──────── Input ────────
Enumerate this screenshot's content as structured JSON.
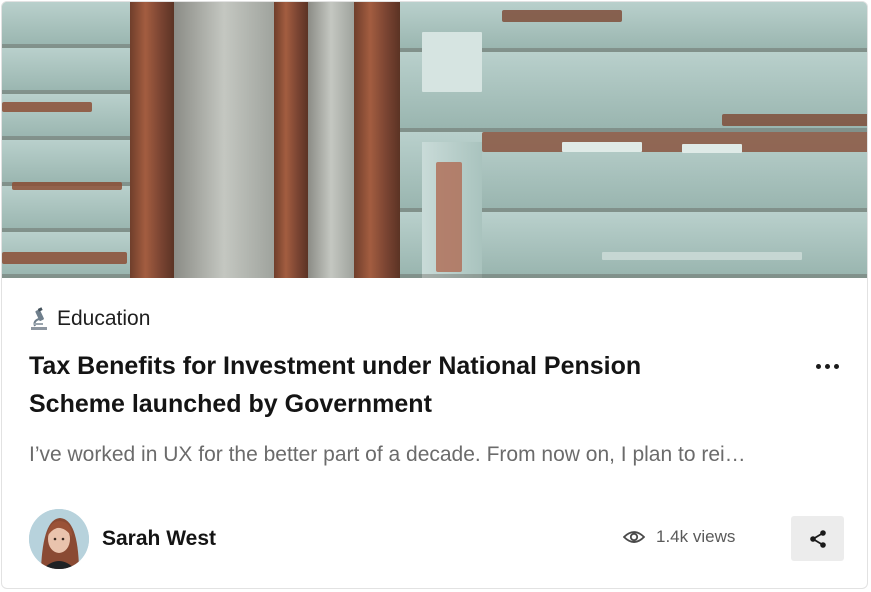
{
  "card": {
    "cover_image_alt": "peeling painted wooden wall",
    "category": {
      "icon": "microscope-icon",
      "label": "Education"
    },
    "title": "Tax Benefits for Investment under National Pension Scheme launched by Government",
    "excerpt": "I’ve worked in UX for the better part of a decade. From now on, I plan to rei…",
    "author": {
      "name": "Sarah West",
      "avatar": "avatar-photo"
    },
    "views": {
      "icon": "eye-icon",
      "label": "1.4k views"
    },
    "actions": {
      "more": "more-options-icon",
      "share": "share-icon"
    }
  }
}
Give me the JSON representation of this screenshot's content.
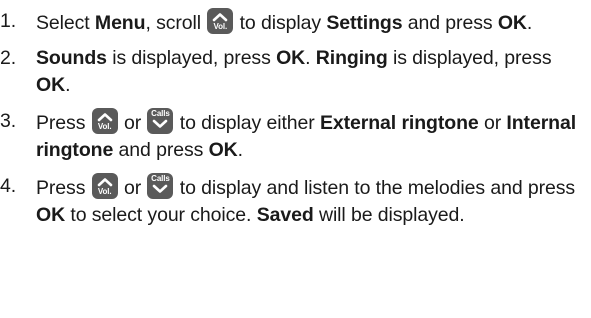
{
  "steps": [
    {
      "number": "1.",
      "parts": [
        {
          "t": "Select "
        },
        {
          "b": "Menu"
        },
        {
          "t": ", scroll "
        },
        {
          "icon": "up"
        },
        {
          "t": " to display "
        },
        {
          "b": "Settings"
        },
        {
          "t": " and press "
        },
        {
          "b": "OK"
        },
        {
          "t": "."
        }
      ]
    },
    {
      "number": "2.",
      "parts": [
        {
          "b": "Sounds"
        },
        {
          "t": " is displayed, press "
        },
        {
          "b": "OK"
        },
        {
          "t": ". "
        },
        {
          "b": "Ringing"
        },
        {
          "t": " is displayed, press "
        },
        {
          "b": "OK"
        },
        {
          "t": "."
        }
      ]
    },
    {
      "number": "3.",
      "parts": [
        {
          "t": "Press "
        },
        {
          "icon": "up"
        },
        {
          "t": " or "
        },
        {
          "icon": "down"
        },
        {
          "t": " to display either "
        },
        {
          "b": "External ringtone"
        },
        {
          "t": " or "
        },
        {
          "b": "Internal ringtone"
        },
        {
          "t": " and press "
        },
        {
          "b": "OK"
        },
        {
          "t": "."
        }
      ]
    },
    {
      "number": "4.",
      "parts": [
        {
          "t": "Press "
        },
        {
          "icon": "up"
        },
        {
          "t": " or "
        },
        {
          "icon": "down"
        },
        {
          "t": " to display and listen to the melodies and press "
        },
        {
          "b": "OK"
        },
        {
          "t": " to select your choice. "
        },
        {
          "b": "Saved"
        },
        {
          "t": " will be displayed."
        }
      ]
    }
  ],
  "icons": {
    "up": {
      "name": "up-vol-key-icon",
      "label": "Vol."
    },
    "down": {
      "name": "down-calls-key-icon",
      "label": "Calls"
    }
  }
}
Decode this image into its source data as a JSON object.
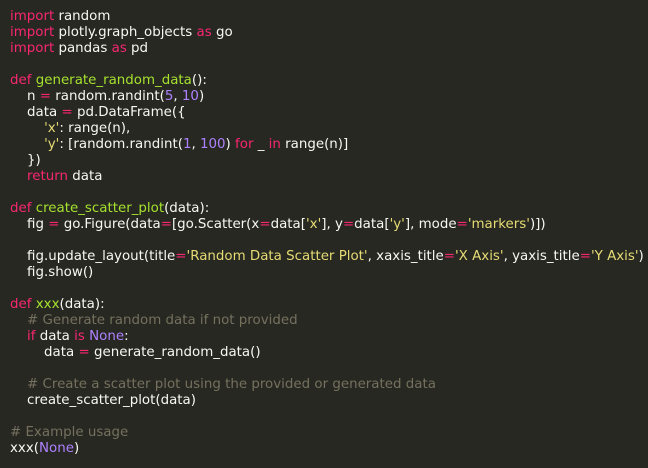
{
  "theme": {
    "background": "#272822",
    "text": "#f8f8f2",
    "keyword": "#f92672",
    "function": "#a6e22e",
    "string": "#e6db74",
    "number": "#ae81ff",
    "comment": "#75715e"
  },
  "code": {
    "lines": [
      [
        {
          "t": "kw",
          "s": "import"
        },
        {
          "t": "txt",
          "s": " random"
        }
      ],
      [
        {
          "t": "kw",
          "s": "import"
        },
        {
          "t": "txt",
          "s": " plotly.graph_objects "
        },
        {
          "t": "kw",
          "s": "as"
        },
        {
          "t": "txt",
          "s": " go"
        }
      ],
      [
        {
          "t": "kw",
          "s": "import"
        },
        {
          "t": "txt",
          "s": " pandas "
        },
        {
          "t": "kw",
          "s": "as"
        },
        {
          "t": "txt",
          "s": " pd"
        }
      ],
      [],
      [
        {
          "t": "kw",
          "s": "def"
        },
        {
          "t": "txt",
          "s": " "
        },
        {
          "t": "fn",
          "s": "generate_random_data"
        },
        {
          "t": "txt",
          "s": "():"
        }
      ],
      [
        {
          "t": "txt",
          "s": "    n "
        },
        {
          "t": "kw",
          "s": "="
        },
        {
          "t": "txt",
          "s": " random.randint("
        },
        {
          "t": "num",
          "s": "5"
        },
        {
          "t": "txt",
          "s": ", "
        },
        {
          "t": "num",
          "s": "10"
        },
        {
          "t": "txt",
          "s": ")"
        }
      ],
      [
        {
          "t": "txt",
          "s": "    data "
        },
        {
          "t": "kw",
          "s": "="
        },
        {
          "t": "txt",
          "s": " pd.DataFrame({"
        }
      ],
      [
        {
          "t": "txt",
          "s": "        "
        },
        {
          "t": "str",
          "s": "'x'"
        },
        {
          "t": "txt",
          "s": ": range(n),"
        }
      ],
      [
        {
          "t": "txt",
          "s": "        "
        },
        {
          "t": "str",
          "s": "'y'"
        },
        {
          "t": "txt",
          "s": ": [random.randint("
        },
        {
          "t": "num",
          "s": "1"
        },
        {
          "t": "txt",
          "s": ", "
        },
        {
          "t": "num",
          "s": "100"
        },
        {
          "t": "txt",
          "s": ") "
        },
        {
          "t": "kw",
          "s": "for"
        },
        {
          "t": "txt",
          "s": " _ "
        },
        {
          "t": "kw",
          "s": "in"
        },
        {
          "t": "txt",
          "s": " range(n)]"
        }
      ],
      [
        {
          "t": "txt",
          "s": "    })"
        }
      ],
      [
        {
          "t": "txt",
          "s": "    "
        },
        {
          "t": "kw",
          "s": "return"
        },
        {
          "t": "txt",
          "s": " data"
        }
      ],
      [],
      [
        {
          "t": "kw",
          "s": "def"
        },
        {
          "t": "txt",
          "s": " "
        },
        {
          "t": "fn",
          "s": "create_scatter_plot"
        },
        {
          "t": "txt",
          "s": "(data):"
        }
      ],
      [
        {
          "t": "txt",
          "s": "    fig "
        },
        {
          "t": "kw",
          "s": "="
        },
        {
          "t": "txt",
          "s": " go.Figure(data"
        },
        {
          "t": "kw",
          "s": "="
        },
        {
          "t": "txt",
          "s": "[go.Scatter(x"
        },
        {
          "t": "kw",
          "s": "="
        },
        {
          "t": "txt",
          "s": "data["
        },
        {
          "t": "str",
          "s": "'x'"
        },
        {
          "t": "txt",
          "s": "], y"
        },
        {
          "t": "kw",
          "s": "="
        },
        {
          "t": "txt",
          "s": "data["
        },
        {
          "t": "str",
          "s": "'y'"
        },
        {
          "t": "txt",
          "s": "], mode"
        },
        {
          "t": "kw",
          "s": "="
        },
        {
          "t": "str",
          "s": "'markers'"
        },
        {
          "t": "txt",
          "s": ")])"
        }
      ],
      [],
      [
        {
          "t": "txt",
          "s": "    fig.update_layout(title"
        },
        {
          "t": "kw",
          "s": "="
        },
        {
          "t": "str",
          "s": "'Random Data Scatter Plot'"
        },
        {
          "t": "txt",
          "s": ", xaxis_title"
        },
        {
          "t": "kw",
          "s": "="
        },
        {
          "t": "str",
          "s": "'X Axis'"
        },
        {
          "t": "txt",
          "s": ", yaxis_title"
        },
        {
          "t": "kw",
          "s": "="
        },
        {
          "t": "str",
          "s": "'Y Axis'"
        },
        {
          "t": "txt",
          "s": ")"
        }
      ],
      [
        {
          "t": "txt",
          "s": "    fig.show()"
        }
      ],
      [],
      [
        {
          "t": "kw",
          "s": "def"
        },
        {
          "t": "txt",
          "s": " "
        },
        {
          "t": "fn",
          "s": "xxx"
        },
        {
          "t": "txt",
          "s": "(data):"
        }
      ],
      [
        {
          "t": "txt",
          "s": "    "
        },
        {
          "t": "cm",
          "s": "# Generate random data if not provided"
        }
      ],
      [
        {
          "t": "txt",
          "s": "    "
        },
        {
          "t": "kw",
          "s": "if"
        },
        {
          "t": "txt",
          "s": " data "
        },
        {
          "t": "kw",
          "s": "is"
        },
        {
          "t": "txt",
          "s": " "
        },
        {
          "t": "num",
          "s": "None"
        },
        {
          "t": "txt",
          "s": ":"
        }
      ],
      [
        {
          "t": "txt",
          "s": "        data "
        },
        {
          "t": "kw",
          "s": "="
        },
        {
          "t": "txt",
          "s": " generate_random_data()"
        }
      ],
      [],
      [
        {
          "t": "txt",
          "s": "    "
        },
        {
          "t": "cm",
          "s": "# Create a scatter plot using the provided or generated data"
        }
      ],
      [
        {
          "t": "txt",
          "s": "    create_scatter_plot(data)"
        }
      ],
      [],
      [
        {
          "t": "cm",
          "s": "# Example usage"
        }
      ],
      [
        {
          "t": "txt",
          "s": "xxx("
        },
        {
          "t": "num",
          "s": "None"
        },
        {
          "t": "txt",
          "s": ")"
        }
      ]
    ]
  }
}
────────
» Exercise description: Search the entries for the word "name" and copy every line that has it.

» Result of the task:
      "name": "Sarah West",
      "name": "up-vol-key-icon",
      "name": "down-calls-key-icon",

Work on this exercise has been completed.